Collected data entries:
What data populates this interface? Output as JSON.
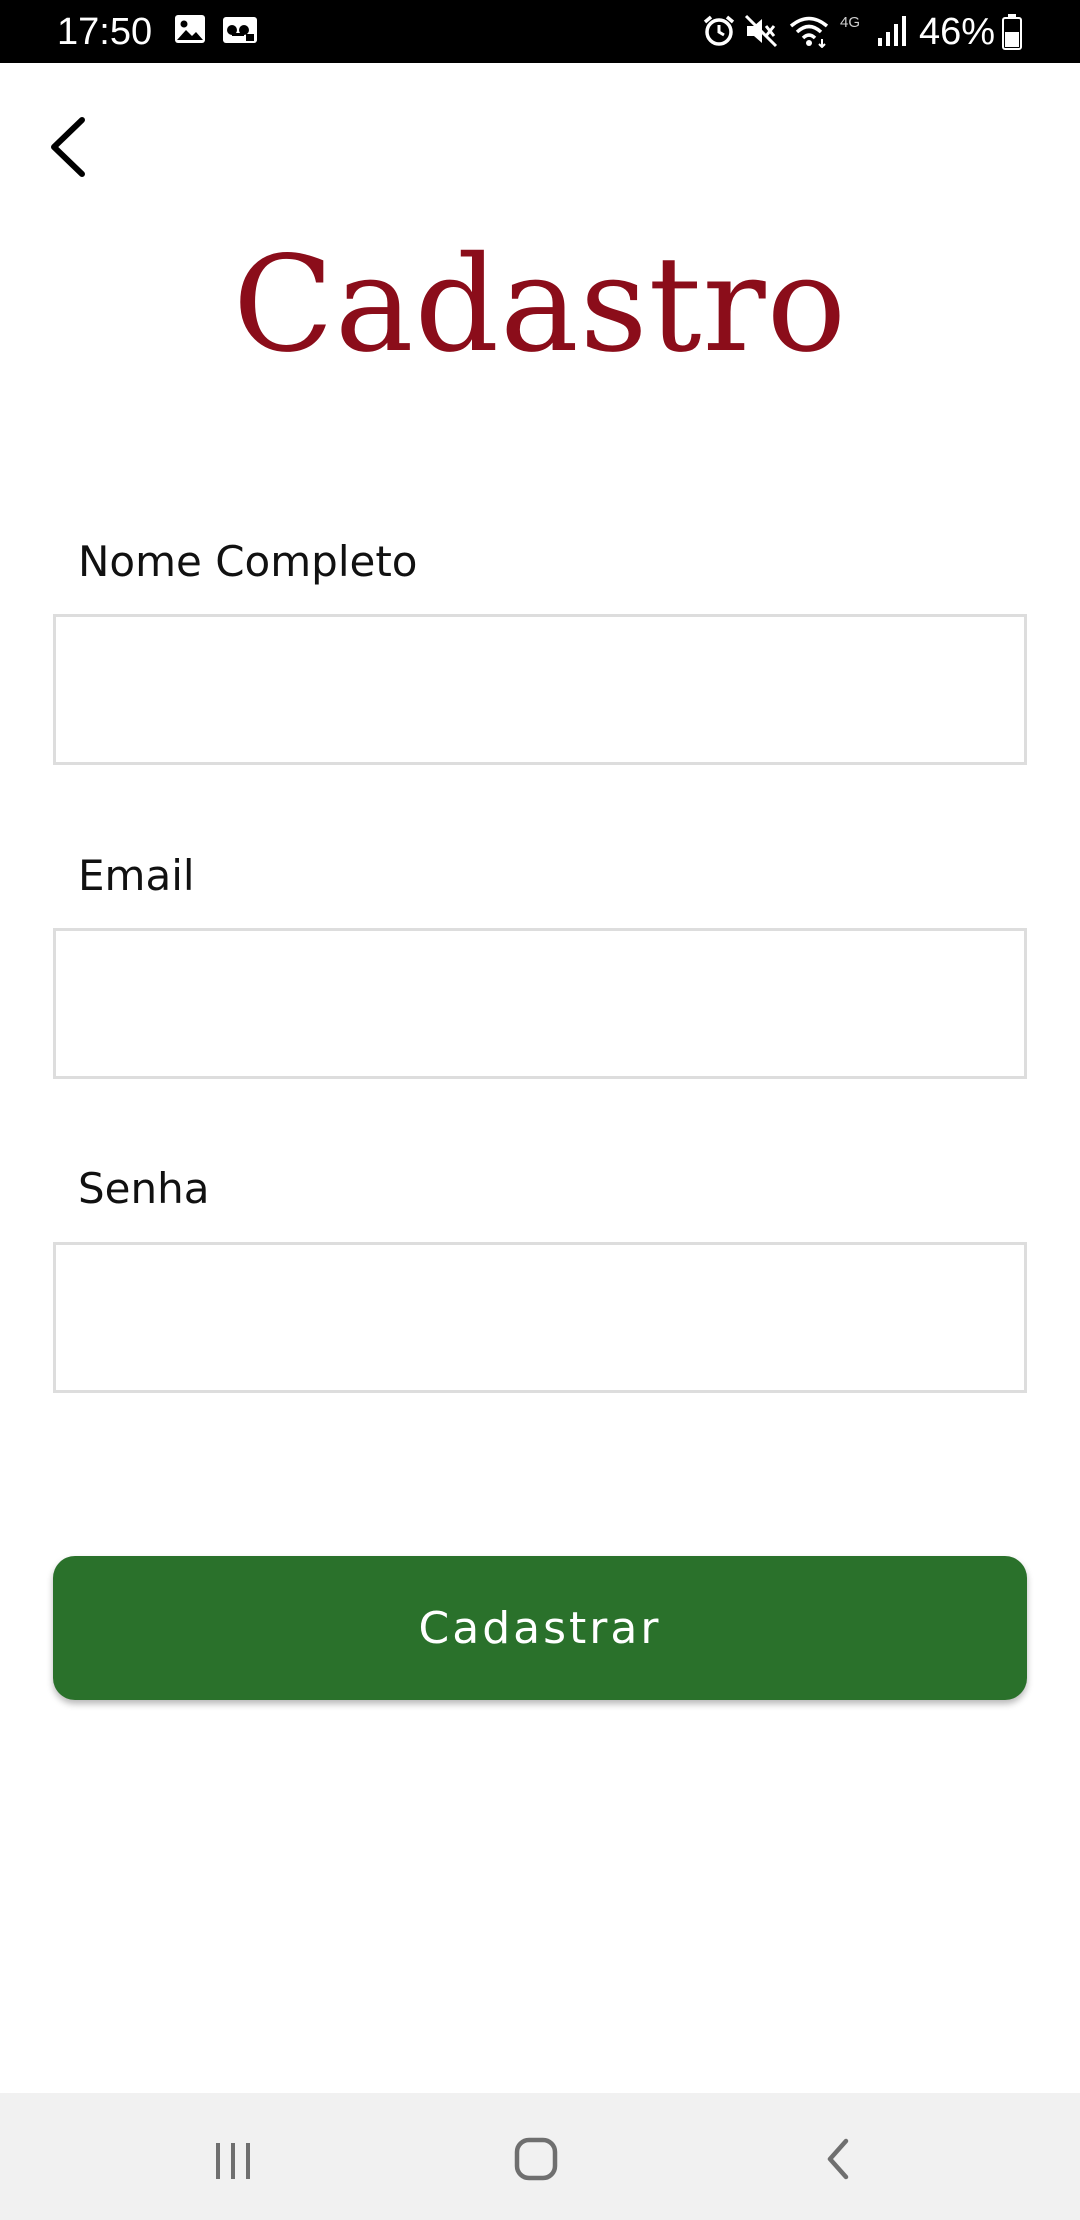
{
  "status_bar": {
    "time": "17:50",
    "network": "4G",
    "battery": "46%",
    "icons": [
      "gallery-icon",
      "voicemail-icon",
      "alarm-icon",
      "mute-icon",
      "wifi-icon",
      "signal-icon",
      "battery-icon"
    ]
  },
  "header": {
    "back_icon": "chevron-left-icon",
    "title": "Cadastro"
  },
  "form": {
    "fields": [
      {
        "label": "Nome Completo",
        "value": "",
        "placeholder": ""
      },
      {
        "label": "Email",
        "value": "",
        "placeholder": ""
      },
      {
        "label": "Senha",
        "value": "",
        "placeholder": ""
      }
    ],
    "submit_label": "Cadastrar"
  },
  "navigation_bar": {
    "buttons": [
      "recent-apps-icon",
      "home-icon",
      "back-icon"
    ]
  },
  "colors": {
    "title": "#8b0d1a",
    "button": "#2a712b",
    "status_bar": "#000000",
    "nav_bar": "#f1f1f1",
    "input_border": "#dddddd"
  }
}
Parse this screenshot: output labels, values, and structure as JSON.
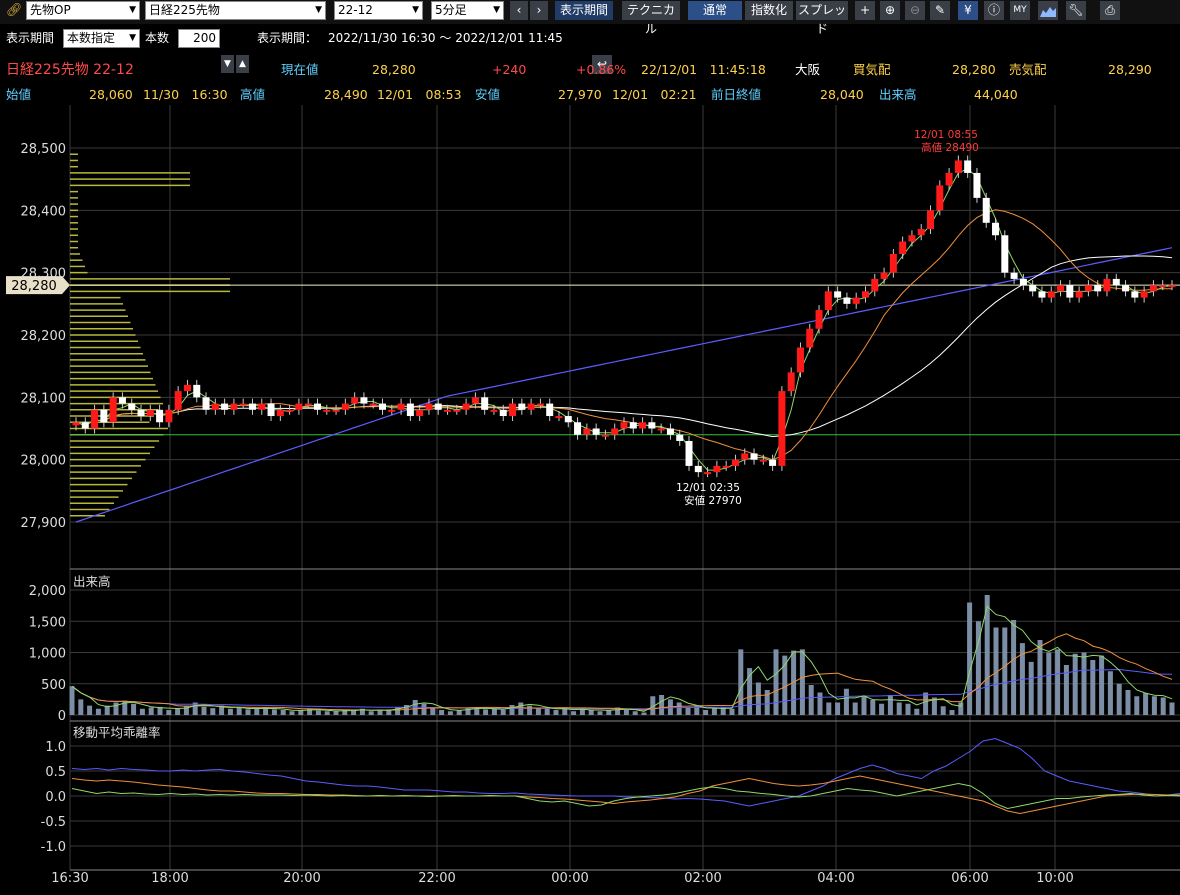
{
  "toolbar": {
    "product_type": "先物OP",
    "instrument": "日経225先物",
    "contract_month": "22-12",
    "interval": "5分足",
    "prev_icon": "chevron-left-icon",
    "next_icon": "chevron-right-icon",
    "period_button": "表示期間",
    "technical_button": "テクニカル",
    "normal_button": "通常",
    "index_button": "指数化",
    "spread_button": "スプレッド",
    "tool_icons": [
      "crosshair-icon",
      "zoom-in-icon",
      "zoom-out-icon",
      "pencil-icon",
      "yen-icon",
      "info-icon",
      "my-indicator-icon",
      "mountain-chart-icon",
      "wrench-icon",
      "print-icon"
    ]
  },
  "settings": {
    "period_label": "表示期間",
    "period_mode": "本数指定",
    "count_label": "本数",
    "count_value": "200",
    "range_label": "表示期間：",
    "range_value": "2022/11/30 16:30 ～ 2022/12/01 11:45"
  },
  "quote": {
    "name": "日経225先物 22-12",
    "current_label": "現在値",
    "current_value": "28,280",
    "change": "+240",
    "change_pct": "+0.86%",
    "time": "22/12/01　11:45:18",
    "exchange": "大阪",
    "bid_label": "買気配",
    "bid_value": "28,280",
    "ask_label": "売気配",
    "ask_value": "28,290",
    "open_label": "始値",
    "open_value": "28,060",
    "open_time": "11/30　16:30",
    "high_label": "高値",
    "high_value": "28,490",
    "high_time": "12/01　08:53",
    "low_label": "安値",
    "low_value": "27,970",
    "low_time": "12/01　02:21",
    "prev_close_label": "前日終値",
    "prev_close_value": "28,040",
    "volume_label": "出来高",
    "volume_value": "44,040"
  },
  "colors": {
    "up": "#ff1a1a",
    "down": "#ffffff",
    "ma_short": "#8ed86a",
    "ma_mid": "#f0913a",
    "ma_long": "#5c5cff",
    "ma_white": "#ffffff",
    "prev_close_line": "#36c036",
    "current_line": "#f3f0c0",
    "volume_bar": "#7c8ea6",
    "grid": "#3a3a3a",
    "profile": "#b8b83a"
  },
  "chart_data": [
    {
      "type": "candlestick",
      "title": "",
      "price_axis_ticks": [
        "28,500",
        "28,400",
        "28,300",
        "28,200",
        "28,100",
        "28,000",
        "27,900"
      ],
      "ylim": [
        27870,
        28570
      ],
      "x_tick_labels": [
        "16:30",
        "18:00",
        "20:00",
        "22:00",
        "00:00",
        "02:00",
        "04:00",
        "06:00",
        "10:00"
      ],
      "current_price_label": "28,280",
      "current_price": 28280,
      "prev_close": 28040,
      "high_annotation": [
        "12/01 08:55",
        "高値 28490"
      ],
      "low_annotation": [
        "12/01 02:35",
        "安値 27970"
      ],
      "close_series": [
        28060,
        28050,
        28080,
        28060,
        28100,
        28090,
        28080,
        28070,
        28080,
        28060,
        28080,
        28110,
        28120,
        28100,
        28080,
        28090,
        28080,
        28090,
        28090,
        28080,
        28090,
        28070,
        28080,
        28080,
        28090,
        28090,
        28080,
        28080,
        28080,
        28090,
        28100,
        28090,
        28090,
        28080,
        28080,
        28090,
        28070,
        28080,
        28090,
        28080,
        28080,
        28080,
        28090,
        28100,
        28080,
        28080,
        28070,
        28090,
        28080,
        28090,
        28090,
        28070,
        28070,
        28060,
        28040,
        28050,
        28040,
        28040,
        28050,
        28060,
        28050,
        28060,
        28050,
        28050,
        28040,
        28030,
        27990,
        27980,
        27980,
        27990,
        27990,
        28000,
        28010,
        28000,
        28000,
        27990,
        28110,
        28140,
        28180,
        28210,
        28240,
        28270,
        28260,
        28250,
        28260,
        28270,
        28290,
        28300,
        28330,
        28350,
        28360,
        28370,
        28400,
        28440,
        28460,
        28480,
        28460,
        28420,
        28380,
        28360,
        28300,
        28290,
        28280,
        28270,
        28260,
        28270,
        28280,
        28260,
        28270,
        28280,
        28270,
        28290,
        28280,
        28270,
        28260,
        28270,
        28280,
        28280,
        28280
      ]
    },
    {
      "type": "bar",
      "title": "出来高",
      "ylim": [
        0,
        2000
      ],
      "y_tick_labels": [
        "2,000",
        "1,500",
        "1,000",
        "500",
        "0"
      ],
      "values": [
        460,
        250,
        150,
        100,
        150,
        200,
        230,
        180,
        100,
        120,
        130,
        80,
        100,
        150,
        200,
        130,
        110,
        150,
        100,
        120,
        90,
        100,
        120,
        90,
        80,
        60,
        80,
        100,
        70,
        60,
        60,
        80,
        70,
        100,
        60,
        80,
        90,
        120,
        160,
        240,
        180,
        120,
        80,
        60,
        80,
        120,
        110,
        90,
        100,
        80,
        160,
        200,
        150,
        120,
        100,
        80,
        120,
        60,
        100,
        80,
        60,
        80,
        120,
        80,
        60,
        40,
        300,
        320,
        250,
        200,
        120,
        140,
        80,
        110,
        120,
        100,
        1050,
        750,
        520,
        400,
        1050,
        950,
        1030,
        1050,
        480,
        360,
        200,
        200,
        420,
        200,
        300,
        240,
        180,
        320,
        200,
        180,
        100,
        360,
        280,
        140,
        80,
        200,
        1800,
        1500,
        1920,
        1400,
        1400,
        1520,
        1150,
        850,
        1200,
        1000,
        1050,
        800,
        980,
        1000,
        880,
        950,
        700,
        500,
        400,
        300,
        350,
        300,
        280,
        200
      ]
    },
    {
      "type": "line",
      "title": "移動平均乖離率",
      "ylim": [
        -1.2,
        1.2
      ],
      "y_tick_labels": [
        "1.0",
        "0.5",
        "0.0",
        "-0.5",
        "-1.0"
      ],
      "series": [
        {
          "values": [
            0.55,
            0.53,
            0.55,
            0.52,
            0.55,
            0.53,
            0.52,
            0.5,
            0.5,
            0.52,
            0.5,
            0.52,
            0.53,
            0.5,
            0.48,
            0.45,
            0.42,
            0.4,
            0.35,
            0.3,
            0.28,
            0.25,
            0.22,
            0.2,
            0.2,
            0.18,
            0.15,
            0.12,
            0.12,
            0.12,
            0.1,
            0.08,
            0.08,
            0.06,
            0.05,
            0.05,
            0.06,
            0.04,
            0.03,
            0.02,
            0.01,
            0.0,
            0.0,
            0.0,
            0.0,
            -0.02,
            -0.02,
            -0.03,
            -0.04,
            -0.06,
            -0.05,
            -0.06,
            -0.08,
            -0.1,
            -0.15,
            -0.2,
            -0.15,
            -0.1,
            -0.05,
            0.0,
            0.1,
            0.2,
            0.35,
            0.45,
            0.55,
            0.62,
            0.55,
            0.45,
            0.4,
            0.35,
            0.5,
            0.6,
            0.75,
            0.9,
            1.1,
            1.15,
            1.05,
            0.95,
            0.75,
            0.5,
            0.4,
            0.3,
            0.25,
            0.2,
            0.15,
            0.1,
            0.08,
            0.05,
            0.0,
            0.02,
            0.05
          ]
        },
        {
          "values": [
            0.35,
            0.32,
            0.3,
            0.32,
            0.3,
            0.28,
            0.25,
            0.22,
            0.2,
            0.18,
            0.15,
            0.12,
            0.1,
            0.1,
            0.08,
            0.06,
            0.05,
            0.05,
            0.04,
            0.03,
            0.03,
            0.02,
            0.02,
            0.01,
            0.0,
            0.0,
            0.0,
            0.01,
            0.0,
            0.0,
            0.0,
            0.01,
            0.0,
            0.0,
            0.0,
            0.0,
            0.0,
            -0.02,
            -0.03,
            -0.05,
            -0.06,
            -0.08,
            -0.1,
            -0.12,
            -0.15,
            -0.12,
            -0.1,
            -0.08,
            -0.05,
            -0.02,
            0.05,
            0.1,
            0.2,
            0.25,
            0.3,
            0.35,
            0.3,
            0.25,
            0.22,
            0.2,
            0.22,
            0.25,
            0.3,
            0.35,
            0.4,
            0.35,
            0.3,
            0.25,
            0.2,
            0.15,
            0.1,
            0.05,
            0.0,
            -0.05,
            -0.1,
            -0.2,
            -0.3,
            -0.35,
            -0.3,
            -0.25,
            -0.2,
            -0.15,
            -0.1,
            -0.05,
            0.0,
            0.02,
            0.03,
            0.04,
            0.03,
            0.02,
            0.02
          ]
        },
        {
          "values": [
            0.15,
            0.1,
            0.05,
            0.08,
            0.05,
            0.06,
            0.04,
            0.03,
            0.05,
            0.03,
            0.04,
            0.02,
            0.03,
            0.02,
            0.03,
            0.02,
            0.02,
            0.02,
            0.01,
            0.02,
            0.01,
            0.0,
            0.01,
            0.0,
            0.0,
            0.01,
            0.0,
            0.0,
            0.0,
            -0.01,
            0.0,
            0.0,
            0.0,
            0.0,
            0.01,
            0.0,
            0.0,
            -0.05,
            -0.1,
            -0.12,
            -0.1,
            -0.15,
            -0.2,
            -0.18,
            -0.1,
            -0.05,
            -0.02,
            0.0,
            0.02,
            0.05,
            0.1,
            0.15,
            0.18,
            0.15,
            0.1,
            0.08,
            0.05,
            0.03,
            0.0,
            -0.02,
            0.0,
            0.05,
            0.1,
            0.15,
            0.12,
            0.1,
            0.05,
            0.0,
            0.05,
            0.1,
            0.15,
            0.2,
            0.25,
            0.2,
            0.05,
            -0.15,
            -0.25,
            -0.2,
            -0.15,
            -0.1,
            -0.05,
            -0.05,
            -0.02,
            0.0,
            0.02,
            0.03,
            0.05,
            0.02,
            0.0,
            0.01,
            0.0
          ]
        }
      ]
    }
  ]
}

- The exercise
Copy each line of the data above that holds "this".

- Complete output
What data populates this interface? Output as JSON.
Parse this screenshot: output labels, values, and structure as JSON.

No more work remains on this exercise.